> _WHAT THE TASK ASKS_
Could you print every record below exactly as it appears?

# MATERIAL SHOWN start

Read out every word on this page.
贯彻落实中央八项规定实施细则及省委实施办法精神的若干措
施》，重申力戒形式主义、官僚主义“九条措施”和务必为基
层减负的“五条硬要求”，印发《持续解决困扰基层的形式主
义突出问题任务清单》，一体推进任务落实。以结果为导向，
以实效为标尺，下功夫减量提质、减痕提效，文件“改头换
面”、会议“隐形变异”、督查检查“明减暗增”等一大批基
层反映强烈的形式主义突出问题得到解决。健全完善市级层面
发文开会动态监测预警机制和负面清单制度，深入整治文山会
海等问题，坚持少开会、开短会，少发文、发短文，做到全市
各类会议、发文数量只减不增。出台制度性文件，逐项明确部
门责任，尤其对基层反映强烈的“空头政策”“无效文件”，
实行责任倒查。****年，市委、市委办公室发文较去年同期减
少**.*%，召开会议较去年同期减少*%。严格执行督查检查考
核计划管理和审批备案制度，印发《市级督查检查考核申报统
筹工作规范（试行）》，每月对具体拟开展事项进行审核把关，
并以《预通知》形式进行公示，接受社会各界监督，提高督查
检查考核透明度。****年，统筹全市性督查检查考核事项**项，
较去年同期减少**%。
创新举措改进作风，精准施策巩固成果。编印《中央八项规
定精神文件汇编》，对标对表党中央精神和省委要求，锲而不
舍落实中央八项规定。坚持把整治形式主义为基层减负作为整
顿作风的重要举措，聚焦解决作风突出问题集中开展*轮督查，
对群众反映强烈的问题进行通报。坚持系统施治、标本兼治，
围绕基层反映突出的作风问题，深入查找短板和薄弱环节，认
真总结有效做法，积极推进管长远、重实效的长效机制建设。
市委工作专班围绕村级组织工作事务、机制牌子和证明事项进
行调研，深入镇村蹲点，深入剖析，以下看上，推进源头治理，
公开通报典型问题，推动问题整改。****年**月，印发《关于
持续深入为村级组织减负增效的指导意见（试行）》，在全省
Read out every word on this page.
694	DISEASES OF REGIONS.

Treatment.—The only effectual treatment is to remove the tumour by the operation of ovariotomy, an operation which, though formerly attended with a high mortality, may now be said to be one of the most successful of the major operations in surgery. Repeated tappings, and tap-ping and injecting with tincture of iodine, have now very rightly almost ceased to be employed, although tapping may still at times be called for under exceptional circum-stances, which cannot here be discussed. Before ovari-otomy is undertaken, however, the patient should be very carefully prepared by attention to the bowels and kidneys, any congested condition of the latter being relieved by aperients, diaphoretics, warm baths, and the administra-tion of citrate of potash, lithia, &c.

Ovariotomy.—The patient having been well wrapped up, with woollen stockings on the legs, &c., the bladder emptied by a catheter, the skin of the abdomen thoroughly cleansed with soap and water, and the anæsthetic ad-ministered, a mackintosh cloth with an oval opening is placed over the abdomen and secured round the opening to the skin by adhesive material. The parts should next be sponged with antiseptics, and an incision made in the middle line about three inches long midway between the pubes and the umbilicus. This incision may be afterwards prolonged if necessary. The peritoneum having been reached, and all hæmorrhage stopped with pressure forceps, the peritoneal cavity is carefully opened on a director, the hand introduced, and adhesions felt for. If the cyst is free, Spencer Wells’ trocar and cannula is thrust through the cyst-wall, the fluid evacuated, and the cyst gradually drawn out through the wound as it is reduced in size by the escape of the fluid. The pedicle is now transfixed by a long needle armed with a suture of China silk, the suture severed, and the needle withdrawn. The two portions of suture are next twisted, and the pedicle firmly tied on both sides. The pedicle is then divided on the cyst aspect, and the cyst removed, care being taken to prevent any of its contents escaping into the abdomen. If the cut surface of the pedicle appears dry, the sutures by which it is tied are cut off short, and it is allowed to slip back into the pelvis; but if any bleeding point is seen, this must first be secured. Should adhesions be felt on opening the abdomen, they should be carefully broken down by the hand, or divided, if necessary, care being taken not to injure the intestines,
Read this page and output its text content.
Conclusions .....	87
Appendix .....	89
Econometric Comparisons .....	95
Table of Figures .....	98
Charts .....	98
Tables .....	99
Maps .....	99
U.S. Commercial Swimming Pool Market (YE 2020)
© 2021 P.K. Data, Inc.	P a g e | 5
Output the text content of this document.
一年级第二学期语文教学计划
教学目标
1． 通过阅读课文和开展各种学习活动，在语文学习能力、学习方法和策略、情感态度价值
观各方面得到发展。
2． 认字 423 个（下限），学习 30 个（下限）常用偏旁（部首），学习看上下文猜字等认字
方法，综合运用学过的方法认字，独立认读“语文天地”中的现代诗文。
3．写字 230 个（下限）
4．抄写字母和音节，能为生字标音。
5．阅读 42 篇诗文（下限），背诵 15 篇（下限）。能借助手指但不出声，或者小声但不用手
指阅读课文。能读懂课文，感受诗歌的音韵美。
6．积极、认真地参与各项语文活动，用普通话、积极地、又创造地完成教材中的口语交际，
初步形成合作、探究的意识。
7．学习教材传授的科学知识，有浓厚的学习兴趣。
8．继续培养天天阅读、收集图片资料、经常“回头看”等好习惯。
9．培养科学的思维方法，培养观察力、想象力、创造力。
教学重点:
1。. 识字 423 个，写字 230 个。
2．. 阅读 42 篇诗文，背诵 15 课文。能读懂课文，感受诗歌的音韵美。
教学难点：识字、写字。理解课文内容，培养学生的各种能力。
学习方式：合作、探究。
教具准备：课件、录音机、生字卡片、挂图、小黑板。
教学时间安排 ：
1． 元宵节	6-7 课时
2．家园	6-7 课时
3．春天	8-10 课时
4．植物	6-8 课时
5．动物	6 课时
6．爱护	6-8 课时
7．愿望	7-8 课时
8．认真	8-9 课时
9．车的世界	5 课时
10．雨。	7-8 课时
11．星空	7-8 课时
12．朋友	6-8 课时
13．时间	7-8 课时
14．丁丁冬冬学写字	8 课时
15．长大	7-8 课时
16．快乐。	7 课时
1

# MATERIAL SHOWN end

> _SOLUTION TO THIS EXERCISE_
Read out every word on this page.
贯彻落实中央八项规定实施细则及省委实施办法精神的若干措
施》，重申力戒形式主义、官僚主义“九条措施”和务必为基
层减负的“五条硬要求”，印发《持续解决困扰基层的形式主
义突出问题任务清单》，一体推进任务落实。以结果为导向，
以实效为标尺，下功夫减量提质、减痕提效，文件“改头换
面”、会议“隐形变异”、督查检查“明减暗增”等一大批基
层反映强烈的形式主义突出问题得到解决。健全完善市级层面
发文开会动态监测预警机制和负面清单制度，深入整治文山会
海等问题，坚持少开会、开短会，少发文、发短文，做到全市
各类会议、发文数量只减不增。出台制度性文件，逐项明确部
门责任，尤其对基层反映强烈的“空头政策”“无效文件”，
实行责任倒查。****年，市委、市委办公室发文较去年同期减
少**.*%，召开会议较去年同期减少*%。严格执行督查检查考
核计划管理和审批备案制度，印发《市级督查检查考核申报统
筹工作规范（试行）》，每月对具体拟开展事项进行审核把关，
并以《预通知》形式进行公示，接受社会各界监督，提高督查
检查考核透明度。****年，统筹全市性督查检查考核事项**项，
较去年同期减少**%。
创新举措改进作风，精准施策巩固成果。编印《中央八项规
定精神文件汇编》，对标对表党中央精神和省委要求，锲而不
舍落实中央八项规定。坚持把整治形式主义为基层减负作为整
顿作风的重要举措，聚焦解决作风突出问题集中开展*轮督查，
对群众反映强烈的问题进行通报。坚持系统施治、标本兼治，
围绕基层反映突出的作风问题，深入查找短板和薄弱环节，认
真总结有效做法，积极推进管长远、重实效的长效机制建设。
市委工作专班围绕村级组织工作事务、机制牌子和证明事项进
行调研，深入镇村蹲点，深入剖析，以下看上，推进源头治理，
公开通报典型问题，推动问题整改。****年**月，印发《关于
持续深入为村级组织减负增效的指导意见（试行）》，在全省
Read out every word on this page.
694	DISEASES OF REGIONS.

Treatment.—The only effectual treatment is to remove the tumour by the operation of ovariotomy, an operation which, though formerly attended with a high mortality, may now be said to be one of the most successful of the major operations in surgery. Repeated tappings, and tap-ping and injecting with tincture of iodine, have now very rightly almost ceased to be employed, although tapping may still at times be called for under exceptional circum-stances, which cannot here be discussed. Before ovari-otomy is undertaken, however, the patient should be very carefully prepared by attention to the bowels and kidneys, any congested condition of the latter being relieved by aperients, diaphoretics, warm baths, and the administra-tion of citrate of potash, lithia, &c.

Ovariotomy.—The patient having been well wrapped up, with woollen stockings on the legs, &c., the bladder emptied by a catheter, the skin of the abdomen thoroughly cleansed with soap and water, and the anæsthetic ad-ministered, a mackintosh cloth with an oval opening is placed over the abdomen and secured round the opening to the skin by adhesive material. The parts should next be sponged with antiseptics, and an incision made in the middle line about three inches long midway between the pubes and the umbilicus. This incision may be afterwards prolonged if necessary. The peritoneum having been reached, and all hæmorrhage stopped with pressure forceps, the peritoneal cavity is carefully opened on a director, the hand introduced, and adhesions felt for. If the cyst is free, Spencer Wells’ trocar and cannula is thrust through the cyst-wall, the fluid evacuated, and the cyst gradually drawn out through the wound as it is reduced in size by the escape of the fluid. The pedicle is now transfixed by a long needle armed with a suture of China silk, the suture severed, and the needle withdrawn. The two portions of suture are next twisted, and the pedicle firmly tied on both sides. The pedicle is then divided on the cyst aspect, and the cyst removed, care being taken to prevent any of its contents escaping into the abdomen. If the cut surface of the pedicle appears dry, the sutures by which it is tied are cut off short, and it is allowed to slip back into the pelvis; but if any bleeding point is seen, this must first be secured. Should adhesions be felt on opening the abdomen, they should be carefully broken down by the hand, or divided, if necessary, care being taken not to injure the intestines,
Read this page and output its text content.
Conclusions .....	87
Appendix .....	89
Econometric Comparisons .....	95
Table of Figures .....	98
Charts .....	98
Tables .....	99
Maps .....	99
U.S. Commercial Swimming Pool Market (YE 2020)
© 2021 P.K. Data, Inc.	P a g e | 5
Output the text content of this document.
一年级第二学期语文教学计划
教学目标
1． 通过阅读课文和开展各种学习活动，在语文学习能力、学习方法和策略、情感态度价值
观各方面得到发展。
2． 认字 423 个（下限），学习 30 个（下限）常用偏旁（部首），学习看上下文猜字等认字
方法，综合运用学过的方法认字，独立认读“语文天地”中的现代诗文。
3．写字 230 个（下限）
4．抄写字母和音节，能为生字标音。
5．阅读 42 篇诗文（下限），背诵 15 篇（下限）。能借助手指但不出声，或者小声但不用手
指阅读课文。能读懂课文，感受诗歌的音韵美。
6．积极、认真地参与各项语文活动，用普通话、积极地、又创造地完成教材中的口语交际，
初步形成合作、探究的意识。
7．学习教材传授的科学知识，有浓厚的学习兴趣。
8．继续培养天天阅读、收集图片资料、经常“回头看”等好习惯。
9．培养科学的思维方法，培养观察力、想象力、创造力。
教学重点:
1。. 识字 423 个，写字 230 个。
2．. 阅读 42 篇诗文，背诵 15 课文。能读懂课文，感受诗歌的音韵美。
教学难点：识字、写字。理解课文内容，培养学生的各种能力。
学习方式：合作、探究。
教具准备：课件、录音机、生字卡片、挂图、小黑板。
教学时间安排 ：
1． 元宵节	6-7 课时
2．家园	6-7 课时
3．春天	8-10 课时
4．植物	6-8 课时
5．动物	6 课时
6．爱护	6-8 课时
7．愿望	7-8 课时
8．认真	8-9 课时
9．车的世界	5 课时
10．雨。	7-8 课时
11．星空	7-8 课时
12．朋友	6-8 课时
13．时间	7-8 课时
14．丁丁冬冬学写字	8 课时
15．长大	7-8 课时
16．快乐。	7 课时
1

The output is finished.